Copy out every line of the items below character for character, leaving out the pictures.
# start of Raw records
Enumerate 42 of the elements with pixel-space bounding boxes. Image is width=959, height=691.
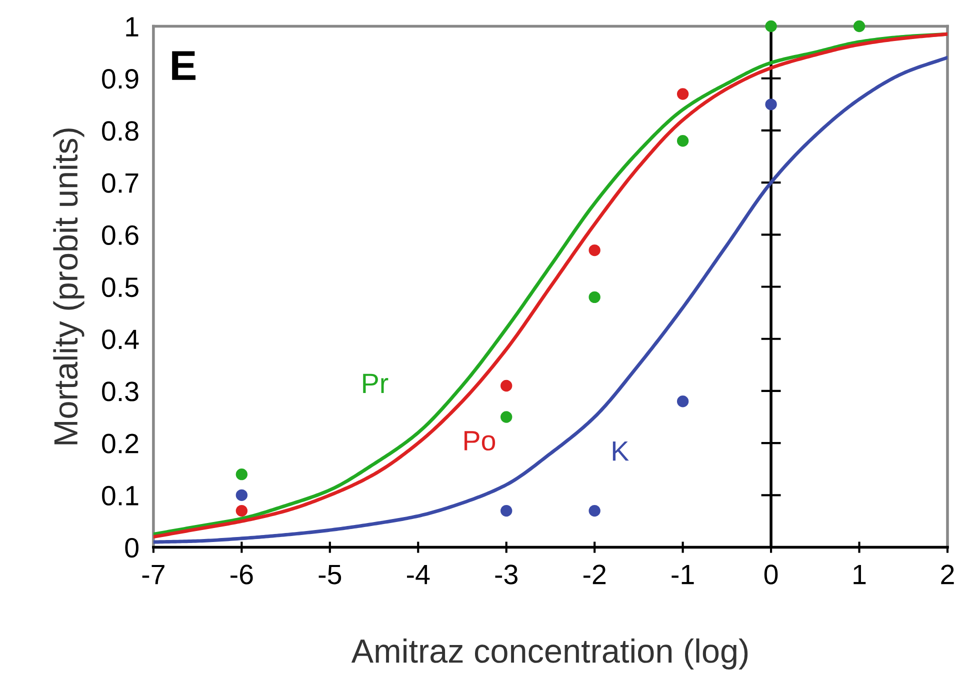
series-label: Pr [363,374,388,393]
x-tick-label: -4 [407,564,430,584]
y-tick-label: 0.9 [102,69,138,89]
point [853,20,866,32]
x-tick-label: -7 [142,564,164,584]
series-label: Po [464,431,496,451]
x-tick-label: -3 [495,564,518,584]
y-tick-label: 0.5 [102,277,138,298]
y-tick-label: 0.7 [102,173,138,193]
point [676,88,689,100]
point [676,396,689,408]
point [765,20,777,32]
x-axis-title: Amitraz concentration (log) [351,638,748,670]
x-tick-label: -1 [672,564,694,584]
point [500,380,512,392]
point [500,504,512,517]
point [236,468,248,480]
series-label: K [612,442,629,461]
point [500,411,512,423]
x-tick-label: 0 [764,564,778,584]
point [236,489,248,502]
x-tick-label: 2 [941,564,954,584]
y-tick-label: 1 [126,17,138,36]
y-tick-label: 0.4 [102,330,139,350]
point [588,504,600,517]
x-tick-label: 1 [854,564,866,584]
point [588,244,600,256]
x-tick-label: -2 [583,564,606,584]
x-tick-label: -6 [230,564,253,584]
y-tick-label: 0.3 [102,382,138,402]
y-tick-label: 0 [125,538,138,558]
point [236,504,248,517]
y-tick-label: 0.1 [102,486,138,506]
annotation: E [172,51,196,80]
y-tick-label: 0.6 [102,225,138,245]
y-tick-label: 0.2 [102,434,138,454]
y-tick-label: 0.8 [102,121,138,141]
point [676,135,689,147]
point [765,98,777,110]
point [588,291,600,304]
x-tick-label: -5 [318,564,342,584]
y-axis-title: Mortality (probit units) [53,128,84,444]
# end of Raw records
**Solution to this exercise**
Enumerate 42 of the elements with pixel-space bounding boxes. Image is width=959, height=691.
series-label: Pr [363,374,388,393]
x-tick-label: -4 [407,564,430,584]
y-tick-label: 0.9 [102,69,138,89]
point [853,20,866,32]
x-tick-label: -7 [142,564,164,584]
series-label: Po [464,431,496,451]
x-tick-label: -3 [495,564,518,584]
y-tick-label: 0.5 [102,277,138,298]
y-tick-label: 0.7 [102,173,138,193]
point [676,88,689,100]
point [676,396,689,408]
point [765,20,777,32]
x-axis-title: Amitraz concentration (log) [351,638,748,670]
x-tick-label: -1 [672,564,694,584]
point [500,380,512,392]
point [500,504,512,517]
point [236,468,248,480]
series-label: K [612,442,629,461]
point [500,411,512,423]
x-tick-label: 0 [764,564,778,584]
point [236,489,248,502]
x-tick-label: 2 [941,564,954,584]
y-tick-label: 1 [126,17,138,36]
y-tick-label: 0.4 [102,330,139,350]
point [588,504,600,517]
x-tick-label: 1 [854,564,866,584]
point [588,244,600,256]
x-tick-label: -2 [583,564,606,584]
x-tick-label: -6 [230,564,253,584]
y-tick-label: 0.3 [102,382,138,402]
y-tick-label: 0 [125,538,138,558]
point [236,504,248,517]
y-tick-label: 0.1 [102,486,138,506]
annotation: E [172,51,196,80]
y-tick-label: 0.6 [102,225,138,245]
y-tick-label: 0.2 [102,434,138,454]
y-tick-label: 0.8 [102,121,138,141]
point [676,135,689,147]
point [765,98,777,110]
point [588,291,600,304]
x-tick-label: -5 [318,564,342,584]
y-axis-title: Mortality (probit units) [53,128,84,444]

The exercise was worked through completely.